(Work required):
In the entries from the line with "size-header: VI [702, 282, 820, 320]" up to and including the line with "intro-line: определите размер", change "row-label" to "row-title". Write out only those lines, leaving everything else in them untouched.

Rows from a dataset:
::::::::::

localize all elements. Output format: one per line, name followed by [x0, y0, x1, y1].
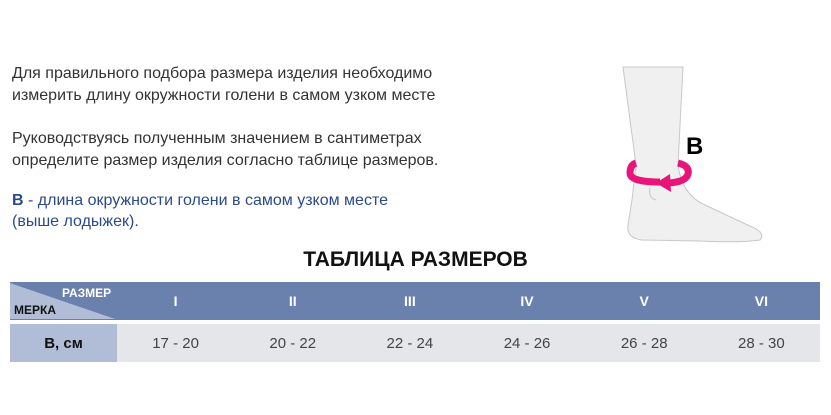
size-header: VI [702, 282, 820, 320]
corner-bottom: МЕРКА [14, 303, 56, 317]
arrow-head-icon [656, 174, 671, 192]
row-label: B, см [10, 324, 117, 362]
b-description-2: (выше лодыжек). [12, 213, 139, 230]
intro-line: определите размер изделия согласно табли… [12, 152, 439, 169]
b-desc: - длина окружности голени в самом узком … [23, 192, 388, 209]
b-description: B - длина окружности голени в самом узко… [12, 190, 388, 212]
intro-line: Для правильного подбора размера изделия … [12, 65, 433, 82]
corner-top: РАЗМЕР [62, 286, 111, 300]
size-header: I [117, 282, 235, 320]
leg-shape [622, 66, 763, 243]
size-header: V [585, 282, 703, 320]
b-figure-label: B [686, 133, 703, 160]
leg-illustration: B [622, 66, 763, 243]
size-table: РАЗМЕР МЕРКА I II III IV V VI B, см 17 -… [10, 282, 820, 362]
value-cell: 26 - 28 [585, 324, 703, 362]
value-cell: 22 - 24 [351, 324, 469, 362]
corner-cell: РАЗМЕР МЕРКА [10, 282, 117, 320]
header-row: РАЗМЕР МЕРКА I II III IV V VI [10, 282, 820, 320]
size-header: IV [468, 282, 586, 320]
size-header: II [234, 282, 352, 320]
measure-arrow-icon [626, 159, 692, 187]
intro-line: Руководствуясь полученным значением в са… [12, 130, 422, 147]
value-cell: 28 - 30 [702, 324, 820, 362]
size-header: III [351, 282, 469, 320]
b-label: B [12, 192, 24, 209]
value-cell: 20 - 22 [234, 324, 352, 362]
intro-line: измерить длину окружности голени в самом… [12, 87, 436, 104]
value-cell: 24 - 26 [468, 324, 586, 362]
table-row: B, см 17 - 20 20 - 22 22 - 24 24 - 26 26… [10, 324, 820, 362]
table-title: ТАБЛИЦА РАЗМЕРОВ [303, 248, 528, 271]
value-cell: 17 - 20 [117, 324, 235, 362]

::::::::::

(The reply):
size-header: VI [702, 282, 820, 320]
corner-bottom: МЕРКА [14, 303, 56, 317]
arrow-head-icon [656, 174, 671, 192]
row-title: B, см [10, 324, 117, 362]
b-description-2: (выше лодыжек). [12, 213, 139, 230]
intro-line: определите размер изделия согласно табли… [12, 152, 439, 169]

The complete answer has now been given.